* TASK
Each entry in the listing below should be restated word for word.

### EXERCISE INPUTS ###

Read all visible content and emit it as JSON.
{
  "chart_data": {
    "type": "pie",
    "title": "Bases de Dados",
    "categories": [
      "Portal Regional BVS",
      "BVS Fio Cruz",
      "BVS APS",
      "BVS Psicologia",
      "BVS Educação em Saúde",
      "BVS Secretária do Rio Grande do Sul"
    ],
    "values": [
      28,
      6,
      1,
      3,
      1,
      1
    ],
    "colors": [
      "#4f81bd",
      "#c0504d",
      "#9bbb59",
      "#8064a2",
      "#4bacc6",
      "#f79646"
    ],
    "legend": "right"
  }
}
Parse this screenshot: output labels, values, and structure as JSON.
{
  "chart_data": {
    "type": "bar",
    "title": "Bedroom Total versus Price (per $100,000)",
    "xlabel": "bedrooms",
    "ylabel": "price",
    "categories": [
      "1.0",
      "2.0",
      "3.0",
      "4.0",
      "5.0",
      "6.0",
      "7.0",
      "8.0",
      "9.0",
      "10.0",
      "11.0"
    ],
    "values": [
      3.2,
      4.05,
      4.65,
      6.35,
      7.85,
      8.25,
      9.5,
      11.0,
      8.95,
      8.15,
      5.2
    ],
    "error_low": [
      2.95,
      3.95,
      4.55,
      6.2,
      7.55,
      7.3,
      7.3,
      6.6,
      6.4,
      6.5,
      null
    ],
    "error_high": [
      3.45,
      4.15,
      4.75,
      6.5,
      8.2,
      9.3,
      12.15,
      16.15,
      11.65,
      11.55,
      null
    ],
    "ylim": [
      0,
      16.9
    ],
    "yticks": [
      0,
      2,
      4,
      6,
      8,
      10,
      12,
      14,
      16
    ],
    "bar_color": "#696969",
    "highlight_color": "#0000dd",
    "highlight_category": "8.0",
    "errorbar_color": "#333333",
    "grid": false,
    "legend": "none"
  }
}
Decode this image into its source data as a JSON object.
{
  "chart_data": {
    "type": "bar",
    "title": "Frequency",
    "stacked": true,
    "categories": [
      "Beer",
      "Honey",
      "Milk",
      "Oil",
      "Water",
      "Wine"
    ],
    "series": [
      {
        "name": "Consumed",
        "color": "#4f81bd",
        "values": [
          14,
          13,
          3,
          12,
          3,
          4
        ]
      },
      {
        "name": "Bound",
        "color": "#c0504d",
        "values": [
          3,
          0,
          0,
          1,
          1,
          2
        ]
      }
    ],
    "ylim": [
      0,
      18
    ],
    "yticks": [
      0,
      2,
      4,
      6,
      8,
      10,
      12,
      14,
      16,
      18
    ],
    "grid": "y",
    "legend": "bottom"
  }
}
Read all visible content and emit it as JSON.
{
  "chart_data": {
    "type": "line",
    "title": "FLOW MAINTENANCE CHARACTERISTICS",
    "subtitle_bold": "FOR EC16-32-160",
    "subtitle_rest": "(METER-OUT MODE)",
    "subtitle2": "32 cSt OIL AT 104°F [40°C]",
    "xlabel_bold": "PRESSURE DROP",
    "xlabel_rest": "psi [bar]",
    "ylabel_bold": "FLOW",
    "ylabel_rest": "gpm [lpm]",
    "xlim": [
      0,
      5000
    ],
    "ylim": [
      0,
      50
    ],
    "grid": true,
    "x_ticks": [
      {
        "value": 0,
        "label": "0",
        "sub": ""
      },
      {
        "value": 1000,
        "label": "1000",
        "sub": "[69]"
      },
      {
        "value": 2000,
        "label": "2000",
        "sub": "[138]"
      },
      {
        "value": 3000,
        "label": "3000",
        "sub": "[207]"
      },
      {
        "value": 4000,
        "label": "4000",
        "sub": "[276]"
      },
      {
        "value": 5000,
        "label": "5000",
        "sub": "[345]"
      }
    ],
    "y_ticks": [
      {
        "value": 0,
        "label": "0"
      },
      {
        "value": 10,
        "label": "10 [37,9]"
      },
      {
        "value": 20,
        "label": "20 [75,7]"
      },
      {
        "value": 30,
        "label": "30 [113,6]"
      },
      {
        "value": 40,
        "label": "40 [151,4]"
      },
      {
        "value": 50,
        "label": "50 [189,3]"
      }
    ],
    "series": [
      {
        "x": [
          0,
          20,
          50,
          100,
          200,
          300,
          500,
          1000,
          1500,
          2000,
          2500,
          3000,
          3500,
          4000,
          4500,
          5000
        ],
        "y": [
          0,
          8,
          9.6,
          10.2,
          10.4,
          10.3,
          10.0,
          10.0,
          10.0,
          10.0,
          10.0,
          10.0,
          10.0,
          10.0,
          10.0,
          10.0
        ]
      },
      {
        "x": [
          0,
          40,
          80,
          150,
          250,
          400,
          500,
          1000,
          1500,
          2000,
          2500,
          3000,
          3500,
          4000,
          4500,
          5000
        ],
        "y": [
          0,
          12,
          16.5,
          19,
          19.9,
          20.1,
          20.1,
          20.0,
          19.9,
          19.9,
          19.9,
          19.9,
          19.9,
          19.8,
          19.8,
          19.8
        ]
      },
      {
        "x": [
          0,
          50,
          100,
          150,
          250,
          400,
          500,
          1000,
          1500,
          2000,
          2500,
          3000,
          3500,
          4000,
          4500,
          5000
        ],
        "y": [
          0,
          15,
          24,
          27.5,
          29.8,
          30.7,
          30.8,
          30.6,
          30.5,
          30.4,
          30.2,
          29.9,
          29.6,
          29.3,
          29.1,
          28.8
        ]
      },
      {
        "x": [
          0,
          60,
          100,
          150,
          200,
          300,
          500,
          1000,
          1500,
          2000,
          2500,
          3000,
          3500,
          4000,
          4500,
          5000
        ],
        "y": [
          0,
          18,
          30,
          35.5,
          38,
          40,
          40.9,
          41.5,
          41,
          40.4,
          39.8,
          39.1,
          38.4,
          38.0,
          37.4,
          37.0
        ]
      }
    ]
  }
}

###

* THE SOLUTION
Read all visible content and emit it as JSON.
{
  "chart_data": {
    "type": "pie",
    "title": "Bases de Dados",
    "categories": [
      "Portal Regional BVS",
      "BVS Fio Cruz",
      "BVS APS",
      "BVS Psicologia",
      "BVS Educação em Saúde",
      "BVS Secretária do Rio Grande do Sul"
    ],
    "values": [
      28,
      6,
      1,
      3,
      1,
      1
    ],
    "colors": [
      "#4f81bd",
      "#c0504d",
      "#9bbb59",
      "#8064a2",
      "#4bacc6",
      "#f79646"
    ],
    "legend": "right"
  }
}
Parse this screenshot: output labels, values, and structure as JSON.
{
  "chart_data": {
    "type": "bar",
    "title": "Bedroom Total versus Price (per $100,000)",
    "xlabel": "bedrooms",
    "ylabel": "price",
    "categories": [
      "1.0",
      "2.0",
      "3.0",
      "4.0",
      "5.0",
      "6.0",
      "7.0",
      "8.0",
      "9.0",
      "10.0",
      "11.0"
    ],
    "values": [
      3.2,
      4.05,
      4.65,
      6.35,
      7.85,
      8.25,
      9.5,
      11.0,
      8.95,
      8.15,
      5.2
    ],
    "error_low": [
      2.95,
      3.95,
      4.55,
      6.2,
      7.55,
      7.3,
      7.3,
      6.6,
      6.4,
      6.5,
      null
    ],
    "error_high": [
      3.45,
      4.15,
      4.75,
      6.5,
      8.2,
      9.3,
      12.15,
      16.15,
      11.65,
      11.55,
      null
    ],
    "ylim": [
      0,
      16.9
    ],
    "yticks": [
      0,
      2,
      4,
      6,
      8,
      10,
      12,
      14,
      16
    ],
    "bar_color": "#696969",
    "highlight_color": "#0000dd",
    "highlight_category": "8.0",
    "errorbar_color": "#333333",
    "grid": false,
    "legend": "none"
  }
}
Decode this image into its source data as a JSON object.
{
  "chart_data": {
    "type": "bar",
    "title": "Frequency",
    "stacked": true,
    "categories": [
      "Beer",
      "Honey",
      "Milk",
      "Oil",
      "Water",
      "Wine"
    ],
    "series": [
      {
        "name": "Consumed",
        "color": "#4f81bd",
        "values": [
          14,
          13,
          3,
          12,
          3,
          4
        ]
      },
      {
        "name": "Bound",
        "color": "#c0504d",
        "values": [
          3,
          0,
          0,
          1,
          1,
          2
        ]
      }
    ],
    "ylim": [
      0,
      18
    ],
    "yticks": [
      0,
      2,
      4,
      6,
      8,
      10,
      12,
      14,
      16,
      18
    ],
    "grid": "y",
    "legend": "bottom"
  }
}
Read all visible content and emit it as JSON.
{
  "chart_data": {
    "type": "line",
    "title": "FLOW MAINTENANCE CHARACTERISTICS",
    "subtitle_bold": "FOR EC16-32-160",
    "subtitle_rest": "(METER-OUT MODE)",
    "subtitle2": "32 cSt OIL AT 104°F [40°C]",
    "xlabel_bold": "PRESSURE DROP",
    "xlabel_rest": "psi [bar]",
    "ylabel_bold": "FLOW",
    "ylabel_rest": "gpm [lpm]",
    "xlim": [
      0,
      5000
    ],
    "ylim": [
      0,
      50
    ],
    "grid": true,
    "x_ticks": [
      {
        "value": 0,
        "label": "0",
        "sub": ""
      },
      {
        "value": 1000,
        "label": "1000",
        "sub": "[69]"
      },
      {
        "value": 2000,
        "label": "2000",
        "sub": "[138]"
      },
      {
        "value": 3000,
        "label": "3000",
        "sub": "[207]"
      },
      {
        "value": 4000,
        "label": "4000",
        "sub": "[276]"
      },
      {
        "value": 5000,
        "label": "5000",
        "sub": "[345]"
      }
    ],
    "y_ticks": [
      {
        "value": 0,
        "label": "0"
      },
      {
        "value": 10,
        "label": "10 [37,9]"
      },
      {
        "value": 20,
        "label": "20 [75,7]"
      },
      {
        "value": 30,
        "label": "30 [113,6]"
      },
      {
        "value": 40,
        "label": "40 [151,4]"
      },
      {
        "value": 50,
        "label": "50 [189,3]"
      }
    ],
    "series": [
      {
        "x": [
          0,
          20,
          50,
          100,
          200,
          300,
          500,
          1000,
          1500,
          2000,
          2500,
          3000,
          3500,
          4000,
          4500,
          5000
        ],
        "y": [
          0,
          8,
          9.6,
          10.2,
          10.4,
          10.3,
          10.0,
          10.0,
          10.0,
          10.0,
          10.0,
          10.0,
          10.0,
          10.0,
          10.0,
          10.0
        ]
      },
      {
        "x": [
          0,
          40,
          80,
          150,
          250,
          400,
          500,
          1000,
          1500,
          2000,
          2500,
          3000,
          3500,
          4000,
          4500,
          5000
        ],
        "y": [
          0,
          12,
          16.5,
          19,
          19.9,
          20.1,
          20.1,
          20.0,
          19.9,
          19.9,
          19.9,
          19.9,
          19.9,
          19.8,
          19.8,
          19.8
        ]
      },
      {
        "x": [
          0,
          50,
          100,
          150,
          250,
          400,
          500,
          1000,
          1500,
          2000,
          2500,
          3000,
          3500,
          4000,
          4500,
          5000
        ],
        "y": [
          0,
          15,
          24,
          27.5,
          29.8,
          30.7,
          30.8,
          30.6,
          30.5,
          30.4,
          30.2,
          29.9,
          29.6,
          29.3,
          29.1,
          28.8
        ]
      },
      {
        "x": [
          0,
          60,
          100,
          150,
          200,
          300,
          500,
          1000,
          1500,
          2000,
          2500,
          3000,
          3500,
          4000,
          4500,
          5000
        ],
        "y": [
          0,
          18,
          30,
          35.5,
          38,
          40,
          40.9,
          41.5,
          41,
          40.4,
          39.8,
          39.1,
          38.4,
          38.0,
          37.4,
          37.0
        ]
      }
    ]
  }
}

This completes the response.